*PROBLEM REQUIREMENTS*
Write out the full listing again, exactly as it stands.

*PROVIDED DATA*

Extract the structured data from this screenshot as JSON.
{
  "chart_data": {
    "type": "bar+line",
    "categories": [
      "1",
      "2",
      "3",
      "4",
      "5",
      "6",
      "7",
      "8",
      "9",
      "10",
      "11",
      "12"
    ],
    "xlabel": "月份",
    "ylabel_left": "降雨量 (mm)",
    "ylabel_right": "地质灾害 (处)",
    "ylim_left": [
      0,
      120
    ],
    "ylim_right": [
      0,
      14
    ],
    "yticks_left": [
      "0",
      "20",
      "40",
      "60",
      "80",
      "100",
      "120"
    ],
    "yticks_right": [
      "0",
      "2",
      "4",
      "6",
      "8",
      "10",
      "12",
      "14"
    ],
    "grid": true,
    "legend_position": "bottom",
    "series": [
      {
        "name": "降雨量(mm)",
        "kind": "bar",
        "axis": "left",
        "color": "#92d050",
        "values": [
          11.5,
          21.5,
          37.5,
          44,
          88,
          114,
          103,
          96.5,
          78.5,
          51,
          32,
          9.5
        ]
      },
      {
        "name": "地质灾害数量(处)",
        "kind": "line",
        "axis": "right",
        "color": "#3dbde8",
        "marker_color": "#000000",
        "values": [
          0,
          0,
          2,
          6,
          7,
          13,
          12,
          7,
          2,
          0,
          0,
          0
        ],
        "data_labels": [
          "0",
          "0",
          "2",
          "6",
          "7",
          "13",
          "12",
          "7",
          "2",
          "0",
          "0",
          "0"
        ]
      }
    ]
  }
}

*RESULT FOR THIS TASK*
Extract the structured data from this screenshot as JSON.
{
  "chart_data": {
    "type": "bar+line",
    "categories": [
      "1",
      "2",
      "3",
      "4",
      "5",
      "6",
      "7",
      "8",
      "9",
      "10",
      "11",
      "12"
    ],
    "xlabel": "月份",
    "ylabel_left": "降雨量 (mm)",
    "ylabel_right": "地质灾害 (处)",
    "ylim_left": [
      0,
      120
    ],
    "ylim_right": [
      0,
      14
    ],
    "yticks_left": [
      "0",
      "20",
      "40",
      "60",
      "80",
      "100",
      "120"
    ],
    "yticks_right": [
      "0",
      "2",
      "4",
      "6",
      "8",
      "10",
      "12",
      "14"
    ],
    "grid": true,
    "legend_position": "bottom",
    "series": [
      {
        "name": "降雨量(mm)",
        "kind": "bar",
        "axis": "left",
        "color": "#92d050",
        "values": [
          11.5,
          21.5,
          37.5,
          44,
          88,
          114,
          103,
          96.5,
          78.5,
          51,
          32,
          9.5
        ]
      },
      {
        "name": "地质灾害数量(处)",
        "kind": "line",
        "axis": "right",
        "color": "#3dbde8",
        "marker_color": "#000000",
        "values": [
          0,
          0,
          2,
          6,
          7,
          13,
          12,
          7,
          2,
          0,
          0,
          0
        ],
        "data_labels": [
          "0",
          "0",
          "2",
          "6",
          "7",
          "13",
          "12",
          "7",
          "2",
          "0",
          "0",
          "0"
        ]
      }
    ]
  }
}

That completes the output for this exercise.